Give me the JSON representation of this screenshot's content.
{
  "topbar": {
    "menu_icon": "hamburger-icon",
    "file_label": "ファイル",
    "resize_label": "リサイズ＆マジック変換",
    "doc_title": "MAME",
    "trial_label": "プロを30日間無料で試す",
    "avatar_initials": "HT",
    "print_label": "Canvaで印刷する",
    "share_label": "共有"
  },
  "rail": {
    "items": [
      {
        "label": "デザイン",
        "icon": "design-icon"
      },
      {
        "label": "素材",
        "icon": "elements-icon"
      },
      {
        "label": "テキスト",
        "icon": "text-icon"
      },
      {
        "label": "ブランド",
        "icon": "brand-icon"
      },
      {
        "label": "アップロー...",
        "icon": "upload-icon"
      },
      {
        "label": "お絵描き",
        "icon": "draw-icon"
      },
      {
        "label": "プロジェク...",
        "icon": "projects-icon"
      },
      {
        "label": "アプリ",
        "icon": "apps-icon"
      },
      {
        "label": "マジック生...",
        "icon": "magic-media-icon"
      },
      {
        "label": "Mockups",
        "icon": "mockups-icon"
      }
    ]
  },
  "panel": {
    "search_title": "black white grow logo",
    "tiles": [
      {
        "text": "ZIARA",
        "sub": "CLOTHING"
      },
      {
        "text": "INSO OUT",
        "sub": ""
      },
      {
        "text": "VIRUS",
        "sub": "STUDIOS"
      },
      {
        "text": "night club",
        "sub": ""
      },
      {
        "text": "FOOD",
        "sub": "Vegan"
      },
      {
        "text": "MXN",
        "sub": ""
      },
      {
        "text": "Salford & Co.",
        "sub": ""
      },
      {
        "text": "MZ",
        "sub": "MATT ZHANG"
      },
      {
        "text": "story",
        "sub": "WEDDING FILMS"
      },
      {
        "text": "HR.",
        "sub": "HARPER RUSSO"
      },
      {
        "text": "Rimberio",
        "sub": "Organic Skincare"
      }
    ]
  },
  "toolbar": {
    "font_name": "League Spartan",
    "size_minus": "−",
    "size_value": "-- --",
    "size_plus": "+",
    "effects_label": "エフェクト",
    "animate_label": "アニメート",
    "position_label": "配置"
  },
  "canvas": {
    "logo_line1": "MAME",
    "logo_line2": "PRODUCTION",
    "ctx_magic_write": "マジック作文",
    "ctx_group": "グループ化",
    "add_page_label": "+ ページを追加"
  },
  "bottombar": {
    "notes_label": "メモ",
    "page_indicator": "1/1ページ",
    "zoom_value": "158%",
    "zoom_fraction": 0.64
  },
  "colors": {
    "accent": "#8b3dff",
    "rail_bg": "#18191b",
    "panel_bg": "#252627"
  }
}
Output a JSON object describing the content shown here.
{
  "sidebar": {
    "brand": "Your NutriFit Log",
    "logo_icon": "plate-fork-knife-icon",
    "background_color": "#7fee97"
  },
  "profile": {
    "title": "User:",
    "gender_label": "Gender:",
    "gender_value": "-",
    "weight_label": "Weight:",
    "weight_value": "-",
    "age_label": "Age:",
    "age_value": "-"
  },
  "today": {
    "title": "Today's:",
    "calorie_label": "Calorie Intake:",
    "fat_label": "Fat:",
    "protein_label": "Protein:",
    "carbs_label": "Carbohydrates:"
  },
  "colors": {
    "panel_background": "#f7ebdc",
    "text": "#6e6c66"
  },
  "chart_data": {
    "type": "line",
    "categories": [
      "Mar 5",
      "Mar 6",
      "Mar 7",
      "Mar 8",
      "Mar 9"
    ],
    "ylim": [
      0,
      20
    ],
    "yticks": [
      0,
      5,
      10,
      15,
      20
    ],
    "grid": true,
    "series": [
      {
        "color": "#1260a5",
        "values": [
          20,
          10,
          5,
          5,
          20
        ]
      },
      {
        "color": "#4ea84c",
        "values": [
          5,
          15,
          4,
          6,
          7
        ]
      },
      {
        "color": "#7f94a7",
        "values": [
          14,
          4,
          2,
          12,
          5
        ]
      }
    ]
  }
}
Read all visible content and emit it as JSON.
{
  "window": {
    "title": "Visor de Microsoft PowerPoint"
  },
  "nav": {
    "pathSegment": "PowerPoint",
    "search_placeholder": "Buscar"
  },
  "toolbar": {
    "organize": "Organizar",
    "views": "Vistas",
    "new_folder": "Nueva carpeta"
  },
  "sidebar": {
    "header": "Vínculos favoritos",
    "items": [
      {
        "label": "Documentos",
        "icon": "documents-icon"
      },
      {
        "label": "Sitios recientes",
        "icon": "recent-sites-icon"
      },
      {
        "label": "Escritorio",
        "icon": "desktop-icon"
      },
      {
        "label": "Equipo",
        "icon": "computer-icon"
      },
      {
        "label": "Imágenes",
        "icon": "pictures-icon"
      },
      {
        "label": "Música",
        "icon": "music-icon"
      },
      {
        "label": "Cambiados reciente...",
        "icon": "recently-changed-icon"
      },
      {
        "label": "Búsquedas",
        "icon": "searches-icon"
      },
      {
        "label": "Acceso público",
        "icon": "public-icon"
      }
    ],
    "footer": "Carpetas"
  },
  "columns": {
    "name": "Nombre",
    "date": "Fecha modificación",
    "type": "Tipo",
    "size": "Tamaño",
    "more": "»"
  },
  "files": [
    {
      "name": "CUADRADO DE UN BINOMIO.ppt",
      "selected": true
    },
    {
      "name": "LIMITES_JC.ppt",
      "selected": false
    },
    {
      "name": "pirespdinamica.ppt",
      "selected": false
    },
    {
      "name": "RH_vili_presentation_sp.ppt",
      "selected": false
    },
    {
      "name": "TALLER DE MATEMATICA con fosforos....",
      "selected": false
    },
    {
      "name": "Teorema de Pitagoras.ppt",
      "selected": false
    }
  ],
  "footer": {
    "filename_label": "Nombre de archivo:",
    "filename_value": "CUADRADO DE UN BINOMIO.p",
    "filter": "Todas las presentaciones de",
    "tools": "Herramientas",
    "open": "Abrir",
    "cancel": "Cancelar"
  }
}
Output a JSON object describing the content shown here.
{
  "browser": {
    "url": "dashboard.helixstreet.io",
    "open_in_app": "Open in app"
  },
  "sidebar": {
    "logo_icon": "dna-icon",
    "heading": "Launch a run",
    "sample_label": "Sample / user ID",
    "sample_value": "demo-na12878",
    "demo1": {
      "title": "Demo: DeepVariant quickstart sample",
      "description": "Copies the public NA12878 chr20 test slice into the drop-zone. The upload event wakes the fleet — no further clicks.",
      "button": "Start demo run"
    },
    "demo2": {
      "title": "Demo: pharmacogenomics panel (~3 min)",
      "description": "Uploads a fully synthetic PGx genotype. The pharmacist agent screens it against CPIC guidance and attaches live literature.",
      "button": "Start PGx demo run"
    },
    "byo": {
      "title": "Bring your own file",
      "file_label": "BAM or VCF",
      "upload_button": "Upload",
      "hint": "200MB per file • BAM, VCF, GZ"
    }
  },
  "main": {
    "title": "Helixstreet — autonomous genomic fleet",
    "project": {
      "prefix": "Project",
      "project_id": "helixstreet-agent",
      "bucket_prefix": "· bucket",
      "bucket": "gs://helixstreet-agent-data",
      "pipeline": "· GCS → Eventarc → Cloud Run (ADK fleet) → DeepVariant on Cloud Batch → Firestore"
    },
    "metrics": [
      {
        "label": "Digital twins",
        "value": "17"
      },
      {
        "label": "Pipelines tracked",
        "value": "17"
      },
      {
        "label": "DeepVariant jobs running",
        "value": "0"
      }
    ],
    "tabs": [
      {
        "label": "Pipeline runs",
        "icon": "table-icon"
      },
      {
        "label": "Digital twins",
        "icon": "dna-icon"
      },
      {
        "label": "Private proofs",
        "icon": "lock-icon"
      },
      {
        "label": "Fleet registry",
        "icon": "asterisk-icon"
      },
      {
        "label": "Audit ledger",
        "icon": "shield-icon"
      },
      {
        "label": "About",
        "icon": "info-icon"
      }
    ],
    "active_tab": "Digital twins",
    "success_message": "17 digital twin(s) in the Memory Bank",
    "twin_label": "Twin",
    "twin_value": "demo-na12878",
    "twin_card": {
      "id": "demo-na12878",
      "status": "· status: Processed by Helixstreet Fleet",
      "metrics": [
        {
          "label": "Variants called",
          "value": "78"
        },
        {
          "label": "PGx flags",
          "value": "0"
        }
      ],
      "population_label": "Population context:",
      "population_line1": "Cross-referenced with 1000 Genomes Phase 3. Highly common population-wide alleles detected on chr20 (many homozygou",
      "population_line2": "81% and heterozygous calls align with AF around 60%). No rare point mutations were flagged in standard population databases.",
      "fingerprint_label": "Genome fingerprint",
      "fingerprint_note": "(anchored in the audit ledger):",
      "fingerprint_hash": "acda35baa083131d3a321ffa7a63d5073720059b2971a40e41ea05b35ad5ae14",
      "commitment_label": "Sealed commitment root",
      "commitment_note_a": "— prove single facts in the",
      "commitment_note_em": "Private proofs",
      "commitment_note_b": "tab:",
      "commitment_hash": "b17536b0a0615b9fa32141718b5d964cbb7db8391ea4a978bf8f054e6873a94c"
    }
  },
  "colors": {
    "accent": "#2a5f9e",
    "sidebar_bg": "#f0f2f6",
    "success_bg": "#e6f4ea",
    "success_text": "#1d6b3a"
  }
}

- **Problem**
Would you copy out each line of the records above where the word "agent" occurs?

- **Final answer**
      "description": "Uploads a fully synthetic PGx genotype. The pharmacist agent screens it against CPIC guidance and attaches live literature.",
      "project_id": "helixstreet-agent",
      "bucket": "gs://helixstreet-agent-data",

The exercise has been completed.